Fragmento del texto:
---

VENERABLE DIEGO HERNÁNDEZ GONZÁLEZ Sacerdote diocesano
VENERABLEDIEGO HERNÁNDEZ GONZÁLEZSacerdote diocesano

9. EL MATRIMONIO Y LA VIRGINIDAD

 SON DOS CAMINOS DISTINTOS,

PERO NO OPUESTOS

 

               Si no se matizan los conceptos y su expresión en materia de fe se puede inducir muchas veces a error y desorientación en la vida práctica. El péndulo de las afirmaciones que se hacían en otros tiempos respecto a la superioridad de la virginidad sobre el matrimonio, se ha visto llegar al extremo contrario en estos días. Para algunos las mujeres casadas son cristianas mediocres, sin aspiraciones de perfección en la Iglesia. Otros, hoy día, consideran, y así lo propagan, que la virginidad es inferior al matrimonio porque éste es sacramento y aquella no, y por otros motivos que irreflexivamente sueltan, como los niños cuando tiran piedras en la calle sin saber a quien harán daño.

 

               Apreciamos o menospreciamos ligeramente la virginidad o el matrimonio, y no nos fijamos en lo que da valor a las dos: la caridad, el amor de Dios y del prójimo. Actuamos como aquellos niños de la fábula que se peleaban por una avellana, y, cuando la rompieron, estaba vacía. Si una joven se ha hecho religiosa o se ha casado ya lo tiene todo. Y las virtudes cristianas brillan por su ausencia muchas veces, y ahí está el engaño.

 

               ¿Qué es mejor ser religiosa o casada? ¡Qué cuestión tan bizantina e inútil! ¿Qué es mejor para el reloj, ser aguja o cuerda, éstas o el último tornillo? Pues todas las piezas, y cada una en su puesto, son mejores y necesarias para que el reloj marque la hora exacta, aunque cada pieza tenga su importancia peculiar en la maquinaria del reloj. San Pablo habla de la diversidad de carismas en la Iglesia, y, para que lo entendamos, pone el ejemplo del cuerpo humano que tiene diversidad de miembros, pero forman un solo cuerpo con la misma vida. Hay diversidad de carismas o puestos y destinos en la Iglesia, pero todas estas cosas las obra el mismo  y único Espíritu (1 Cor. 12, 4-26). Y en el cap. 13, 3 lo dice expresamente: “Aunque entregue mi cuerpo a las llamas, si no tengo caridad, nada soy”. Por tanto, ni matrimonio, ni virginidad, ni fraile ni sacerdote, ni obrero ni ingeniero son los mejores puestos en la Iglesia.

---

Objetivo A: Indica si cada afirmación coincide con el texto sobre el matrimonio y la virginidad y responde sí o no, citando literalmente las palabras que lo deciden: (i) lo que da valor tanto al matrimonio como a la virginidad es la caridad; (ii) el autor sostiene que la virginidad es el mejor puesto en la Iglesia; (iii) San Pablo recurre al ejemplo de un reloj para explicar la diversidad de carismas.
Objetivo B: Prosigue en un párrafo el texto sobre el matrimonio y la virginidad a partir de su última oración.
Los ítems que vienen a continuación no guardan relación con el texto sobre el matrimonio y la virginidad.

Datos de límites de regiones
---

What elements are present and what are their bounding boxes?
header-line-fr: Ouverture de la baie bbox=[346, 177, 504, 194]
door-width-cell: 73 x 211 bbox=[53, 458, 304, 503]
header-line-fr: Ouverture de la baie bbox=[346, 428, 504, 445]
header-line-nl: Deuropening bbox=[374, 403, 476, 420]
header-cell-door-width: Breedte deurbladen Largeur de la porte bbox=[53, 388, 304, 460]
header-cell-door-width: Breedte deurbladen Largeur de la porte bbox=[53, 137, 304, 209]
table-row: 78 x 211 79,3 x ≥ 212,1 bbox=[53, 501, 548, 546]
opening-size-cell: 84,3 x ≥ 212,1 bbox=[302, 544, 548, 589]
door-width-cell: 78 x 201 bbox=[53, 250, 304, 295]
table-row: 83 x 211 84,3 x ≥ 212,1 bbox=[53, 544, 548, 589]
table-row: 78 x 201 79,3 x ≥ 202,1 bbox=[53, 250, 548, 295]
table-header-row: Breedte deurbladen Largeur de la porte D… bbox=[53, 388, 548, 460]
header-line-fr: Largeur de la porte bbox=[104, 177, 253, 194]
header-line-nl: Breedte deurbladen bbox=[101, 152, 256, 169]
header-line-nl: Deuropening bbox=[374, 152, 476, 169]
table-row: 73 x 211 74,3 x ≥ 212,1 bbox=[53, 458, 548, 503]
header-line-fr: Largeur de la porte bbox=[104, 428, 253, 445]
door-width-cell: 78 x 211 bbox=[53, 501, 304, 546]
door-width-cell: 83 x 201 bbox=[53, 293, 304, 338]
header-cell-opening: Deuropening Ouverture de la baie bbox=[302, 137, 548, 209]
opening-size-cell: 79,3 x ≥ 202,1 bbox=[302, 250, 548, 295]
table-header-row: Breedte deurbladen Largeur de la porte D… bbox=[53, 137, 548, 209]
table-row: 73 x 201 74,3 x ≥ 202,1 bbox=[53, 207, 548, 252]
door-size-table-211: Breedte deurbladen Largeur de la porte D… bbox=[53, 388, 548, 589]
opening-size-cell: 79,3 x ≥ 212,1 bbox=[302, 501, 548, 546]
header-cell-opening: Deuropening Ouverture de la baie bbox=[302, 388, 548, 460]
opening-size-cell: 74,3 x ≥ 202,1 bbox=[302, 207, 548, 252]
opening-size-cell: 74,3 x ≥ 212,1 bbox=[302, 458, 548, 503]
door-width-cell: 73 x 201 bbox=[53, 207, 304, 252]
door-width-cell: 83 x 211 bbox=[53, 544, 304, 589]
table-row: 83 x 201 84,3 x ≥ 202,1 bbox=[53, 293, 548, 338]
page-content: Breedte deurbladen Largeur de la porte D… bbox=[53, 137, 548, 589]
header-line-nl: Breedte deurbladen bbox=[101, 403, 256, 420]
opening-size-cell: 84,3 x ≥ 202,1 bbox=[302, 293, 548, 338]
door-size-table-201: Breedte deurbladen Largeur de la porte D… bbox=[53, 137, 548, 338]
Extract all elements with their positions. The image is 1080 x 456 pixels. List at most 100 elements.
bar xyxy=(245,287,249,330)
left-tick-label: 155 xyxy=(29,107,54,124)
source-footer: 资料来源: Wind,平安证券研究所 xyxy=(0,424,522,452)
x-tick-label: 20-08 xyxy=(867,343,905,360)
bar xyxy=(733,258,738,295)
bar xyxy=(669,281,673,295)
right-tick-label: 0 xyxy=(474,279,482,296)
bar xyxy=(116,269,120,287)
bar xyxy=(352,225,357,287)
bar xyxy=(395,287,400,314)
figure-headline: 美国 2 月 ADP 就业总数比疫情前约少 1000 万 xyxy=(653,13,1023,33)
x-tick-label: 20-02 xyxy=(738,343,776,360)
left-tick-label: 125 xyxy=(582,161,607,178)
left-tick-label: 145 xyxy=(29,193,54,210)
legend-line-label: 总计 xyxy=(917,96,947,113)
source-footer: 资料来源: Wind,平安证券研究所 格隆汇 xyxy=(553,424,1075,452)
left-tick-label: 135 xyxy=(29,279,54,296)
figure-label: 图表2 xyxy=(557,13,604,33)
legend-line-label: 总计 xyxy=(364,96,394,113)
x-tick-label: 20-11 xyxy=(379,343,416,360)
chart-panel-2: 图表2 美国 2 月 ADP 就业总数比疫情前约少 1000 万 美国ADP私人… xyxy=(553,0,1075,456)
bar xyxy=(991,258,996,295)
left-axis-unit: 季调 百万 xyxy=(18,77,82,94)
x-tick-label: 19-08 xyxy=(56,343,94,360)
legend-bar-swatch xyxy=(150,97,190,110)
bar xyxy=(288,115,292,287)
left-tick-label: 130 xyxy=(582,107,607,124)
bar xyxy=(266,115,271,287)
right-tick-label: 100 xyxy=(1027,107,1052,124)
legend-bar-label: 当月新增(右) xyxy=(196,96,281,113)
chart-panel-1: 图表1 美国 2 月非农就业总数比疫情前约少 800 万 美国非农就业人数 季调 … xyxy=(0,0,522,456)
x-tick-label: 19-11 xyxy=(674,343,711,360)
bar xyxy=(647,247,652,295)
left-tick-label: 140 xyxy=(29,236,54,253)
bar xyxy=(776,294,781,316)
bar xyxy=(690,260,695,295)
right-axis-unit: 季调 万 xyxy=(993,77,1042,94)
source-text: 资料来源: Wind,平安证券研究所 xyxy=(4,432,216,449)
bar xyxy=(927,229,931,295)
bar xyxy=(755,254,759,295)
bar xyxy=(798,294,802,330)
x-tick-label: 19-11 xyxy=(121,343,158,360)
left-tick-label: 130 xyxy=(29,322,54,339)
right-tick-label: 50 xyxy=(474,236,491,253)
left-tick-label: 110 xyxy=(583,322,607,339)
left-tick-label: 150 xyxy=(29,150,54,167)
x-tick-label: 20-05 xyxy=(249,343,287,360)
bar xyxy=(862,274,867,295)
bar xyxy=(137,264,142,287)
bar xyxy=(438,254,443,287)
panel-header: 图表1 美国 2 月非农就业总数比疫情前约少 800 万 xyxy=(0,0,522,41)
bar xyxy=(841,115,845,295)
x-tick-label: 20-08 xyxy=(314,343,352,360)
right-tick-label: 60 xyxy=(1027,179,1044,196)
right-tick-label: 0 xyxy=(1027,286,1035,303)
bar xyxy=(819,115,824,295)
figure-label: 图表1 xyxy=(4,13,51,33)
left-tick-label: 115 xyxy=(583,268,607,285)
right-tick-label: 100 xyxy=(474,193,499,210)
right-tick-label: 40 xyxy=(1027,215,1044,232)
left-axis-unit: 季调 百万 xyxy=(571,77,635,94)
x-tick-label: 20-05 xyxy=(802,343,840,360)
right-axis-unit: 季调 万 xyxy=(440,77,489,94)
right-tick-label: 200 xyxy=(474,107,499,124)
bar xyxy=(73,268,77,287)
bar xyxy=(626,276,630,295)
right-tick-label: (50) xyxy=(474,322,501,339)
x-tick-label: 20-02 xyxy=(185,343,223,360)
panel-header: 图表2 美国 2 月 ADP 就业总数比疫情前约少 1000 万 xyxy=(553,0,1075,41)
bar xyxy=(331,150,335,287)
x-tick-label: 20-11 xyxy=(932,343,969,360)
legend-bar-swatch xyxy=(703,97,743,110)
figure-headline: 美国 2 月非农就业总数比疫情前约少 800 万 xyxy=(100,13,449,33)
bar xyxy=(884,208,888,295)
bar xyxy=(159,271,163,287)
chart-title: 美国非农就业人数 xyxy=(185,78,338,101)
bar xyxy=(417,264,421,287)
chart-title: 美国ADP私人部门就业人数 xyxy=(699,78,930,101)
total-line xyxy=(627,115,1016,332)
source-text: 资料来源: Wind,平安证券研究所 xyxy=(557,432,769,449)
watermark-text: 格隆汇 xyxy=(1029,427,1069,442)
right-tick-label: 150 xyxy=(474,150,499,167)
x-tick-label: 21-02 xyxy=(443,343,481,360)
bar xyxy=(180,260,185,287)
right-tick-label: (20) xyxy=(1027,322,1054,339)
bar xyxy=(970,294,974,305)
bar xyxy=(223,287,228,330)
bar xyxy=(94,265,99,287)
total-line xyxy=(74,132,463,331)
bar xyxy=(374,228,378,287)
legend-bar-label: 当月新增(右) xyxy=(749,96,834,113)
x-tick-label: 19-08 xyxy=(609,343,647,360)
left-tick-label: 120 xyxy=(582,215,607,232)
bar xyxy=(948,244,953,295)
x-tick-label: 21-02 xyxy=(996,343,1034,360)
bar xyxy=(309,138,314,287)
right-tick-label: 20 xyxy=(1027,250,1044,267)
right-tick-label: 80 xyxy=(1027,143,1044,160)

---

Respuesta A:
(i) Sí: «lo que da valor a las dos: la caridad, el amor de Dios y del prójimo».
(ii) No: «ni matrimonio, ni virginidad, ni fraile ni sacerdote, ni obrero ni ingeniero son los mejores puestos en la Iglesia».
(iii) No: «pone el ejemplo del cuerpo humano que tiene diversidad de miembros».

Respuesta B:
 

               El problema no está en si ocupamos en la Iglesia un cargo más excelente de suyo, sino más bien si desempeñamos con fidelidad el que Dios quiere. El Concilio, Lumen Gentium 32, lo explica así: “Si bien en la Iglesia no todos van por el mismo camino, sin embargo, todos están llamados a la santidad, y han alcanzado idéntica fe por la justicia de Dios” (2 Ped. 1,1). Aun cuando algunos, por voluntad de Cristo, han sido constituidos doctores, dispensadores de los misterios y pastores para los demás, existe una auténtica igualdad entre todos en cuanto a la dignidad y a la acción común a todos los fieles en orden a la edificación del cuerpo de Cristo. Es común la dignidad de los miembros, común la gracia de la filiación, común la llamada a la perfección, una sola salvación, única la esperanza e indivisa la caridad. No hay, por consiguiente, en Cristo y en la Iglesia ninguna desigualdad por razón de la raza, etc.”.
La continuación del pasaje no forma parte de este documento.